begin Entries supplied
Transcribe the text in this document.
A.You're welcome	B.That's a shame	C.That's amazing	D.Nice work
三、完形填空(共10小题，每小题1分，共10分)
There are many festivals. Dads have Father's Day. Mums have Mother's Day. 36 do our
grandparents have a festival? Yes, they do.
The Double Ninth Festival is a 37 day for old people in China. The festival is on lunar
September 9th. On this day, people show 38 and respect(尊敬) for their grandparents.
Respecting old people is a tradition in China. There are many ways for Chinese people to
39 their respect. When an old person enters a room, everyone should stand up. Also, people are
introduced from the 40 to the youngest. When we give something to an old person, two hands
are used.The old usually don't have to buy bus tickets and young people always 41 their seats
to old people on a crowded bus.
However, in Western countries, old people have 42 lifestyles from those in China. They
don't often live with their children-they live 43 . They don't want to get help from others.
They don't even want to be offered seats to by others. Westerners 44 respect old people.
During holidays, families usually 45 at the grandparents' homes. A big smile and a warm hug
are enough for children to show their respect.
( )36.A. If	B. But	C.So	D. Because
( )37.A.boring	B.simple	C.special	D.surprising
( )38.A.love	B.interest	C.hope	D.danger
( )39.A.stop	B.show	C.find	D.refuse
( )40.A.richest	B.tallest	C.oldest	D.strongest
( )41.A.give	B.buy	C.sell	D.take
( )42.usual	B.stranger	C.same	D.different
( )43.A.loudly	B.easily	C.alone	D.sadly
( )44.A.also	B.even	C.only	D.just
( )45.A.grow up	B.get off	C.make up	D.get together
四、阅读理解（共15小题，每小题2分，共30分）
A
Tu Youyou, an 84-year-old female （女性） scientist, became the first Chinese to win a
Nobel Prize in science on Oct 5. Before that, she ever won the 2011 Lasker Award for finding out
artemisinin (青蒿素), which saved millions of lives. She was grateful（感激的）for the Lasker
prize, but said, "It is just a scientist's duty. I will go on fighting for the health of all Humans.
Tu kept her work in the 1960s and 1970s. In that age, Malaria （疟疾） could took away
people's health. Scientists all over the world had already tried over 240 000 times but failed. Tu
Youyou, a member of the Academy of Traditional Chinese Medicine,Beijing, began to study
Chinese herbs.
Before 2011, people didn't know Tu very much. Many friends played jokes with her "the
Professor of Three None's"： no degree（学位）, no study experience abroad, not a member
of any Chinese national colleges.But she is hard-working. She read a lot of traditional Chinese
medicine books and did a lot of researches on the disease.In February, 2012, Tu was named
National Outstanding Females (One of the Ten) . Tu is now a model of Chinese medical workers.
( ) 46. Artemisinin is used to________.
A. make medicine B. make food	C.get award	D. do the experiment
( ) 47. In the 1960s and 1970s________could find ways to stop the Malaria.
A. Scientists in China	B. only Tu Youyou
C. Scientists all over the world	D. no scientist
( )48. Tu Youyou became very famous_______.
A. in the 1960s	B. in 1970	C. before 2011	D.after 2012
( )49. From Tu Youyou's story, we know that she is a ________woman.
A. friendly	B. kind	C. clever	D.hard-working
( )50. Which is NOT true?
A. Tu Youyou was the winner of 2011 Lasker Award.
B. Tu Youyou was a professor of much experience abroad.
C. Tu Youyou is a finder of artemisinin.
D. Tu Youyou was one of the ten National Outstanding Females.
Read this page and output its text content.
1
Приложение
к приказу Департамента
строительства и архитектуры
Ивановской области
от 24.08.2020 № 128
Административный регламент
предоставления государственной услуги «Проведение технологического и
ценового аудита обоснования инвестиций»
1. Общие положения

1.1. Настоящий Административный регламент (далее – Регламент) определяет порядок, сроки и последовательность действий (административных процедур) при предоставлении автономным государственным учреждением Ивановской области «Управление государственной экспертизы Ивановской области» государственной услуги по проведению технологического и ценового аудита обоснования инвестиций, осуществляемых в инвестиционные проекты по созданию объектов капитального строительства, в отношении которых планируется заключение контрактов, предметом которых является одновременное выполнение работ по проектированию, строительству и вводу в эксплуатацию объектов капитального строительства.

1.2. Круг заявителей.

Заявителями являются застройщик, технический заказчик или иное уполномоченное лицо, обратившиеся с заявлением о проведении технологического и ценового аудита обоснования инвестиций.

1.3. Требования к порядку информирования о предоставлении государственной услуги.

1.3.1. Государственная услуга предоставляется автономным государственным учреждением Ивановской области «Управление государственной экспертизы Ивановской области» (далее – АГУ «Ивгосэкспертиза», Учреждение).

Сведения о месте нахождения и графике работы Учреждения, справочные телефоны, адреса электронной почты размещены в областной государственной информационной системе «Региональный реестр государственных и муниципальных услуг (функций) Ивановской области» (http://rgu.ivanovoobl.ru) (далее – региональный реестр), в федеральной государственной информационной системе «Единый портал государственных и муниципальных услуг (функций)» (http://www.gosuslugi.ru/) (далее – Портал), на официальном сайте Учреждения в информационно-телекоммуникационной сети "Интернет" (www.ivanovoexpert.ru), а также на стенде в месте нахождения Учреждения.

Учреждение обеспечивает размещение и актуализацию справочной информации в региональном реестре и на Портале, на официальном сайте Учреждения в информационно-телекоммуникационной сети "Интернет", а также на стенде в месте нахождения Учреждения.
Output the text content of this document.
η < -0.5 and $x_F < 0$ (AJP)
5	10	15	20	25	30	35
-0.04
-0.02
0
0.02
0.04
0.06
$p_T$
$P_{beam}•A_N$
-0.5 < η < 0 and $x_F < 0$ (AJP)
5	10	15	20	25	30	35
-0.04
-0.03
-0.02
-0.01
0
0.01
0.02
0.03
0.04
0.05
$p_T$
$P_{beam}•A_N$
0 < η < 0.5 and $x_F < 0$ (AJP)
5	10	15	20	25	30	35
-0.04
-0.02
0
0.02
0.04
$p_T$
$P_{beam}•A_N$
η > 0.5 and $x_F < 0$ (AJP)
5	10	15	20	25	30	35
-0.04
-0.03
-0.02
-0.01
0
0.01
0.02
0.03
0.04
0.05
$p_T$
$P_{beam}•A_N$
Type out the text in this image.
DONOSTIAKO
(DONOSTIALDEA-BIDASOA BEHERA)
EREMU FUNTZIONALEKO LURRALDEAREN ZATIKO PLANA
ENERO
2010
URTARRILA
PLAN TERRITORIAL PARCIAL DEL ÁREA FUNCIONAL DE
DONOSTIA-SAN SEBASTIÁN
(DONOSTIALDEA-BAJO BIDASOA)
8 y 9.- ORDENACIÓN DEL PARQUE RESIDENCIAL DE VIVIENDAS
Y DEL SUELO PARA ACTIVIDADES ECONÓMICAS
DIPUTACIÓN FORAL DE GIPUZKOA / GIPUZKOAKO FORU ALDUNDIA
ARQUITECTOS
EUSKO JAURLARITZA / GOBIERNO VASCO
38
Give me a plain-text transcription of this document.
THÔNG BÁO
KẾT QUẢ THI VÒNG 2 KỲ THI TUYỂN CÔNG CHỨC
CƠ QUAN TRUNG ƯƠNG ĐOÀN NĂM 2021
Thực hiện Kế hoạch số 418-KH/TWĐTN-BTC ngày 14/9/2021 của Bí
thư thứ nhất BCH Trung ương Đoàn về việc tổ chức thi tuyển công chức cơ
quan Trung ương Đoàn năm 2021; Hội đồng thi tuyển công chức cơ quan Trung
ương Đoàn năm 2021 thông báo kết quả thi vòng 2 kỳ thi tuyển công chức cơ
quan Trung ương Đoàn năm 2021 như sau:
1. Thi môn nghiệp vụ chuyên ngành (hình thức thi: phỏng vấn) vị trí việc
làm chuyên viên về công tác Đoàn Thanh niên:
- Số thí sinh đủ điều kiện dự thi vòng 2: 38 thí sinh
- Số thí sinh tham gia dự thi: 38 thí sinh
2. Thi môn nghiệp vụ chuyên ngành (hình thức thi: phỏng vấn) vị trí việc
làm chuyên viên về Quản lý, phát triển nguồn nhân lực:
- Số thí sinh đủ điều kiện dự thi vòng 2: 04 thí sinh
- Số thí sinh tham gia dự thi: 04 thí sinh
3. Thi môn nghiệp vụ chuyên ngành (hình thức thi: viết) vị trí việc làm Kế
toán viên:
end Entries supplied
» **What you need to do**
Among the lines of the material above, how many include the string "this"? Report only that number.

» **Correct answer**
6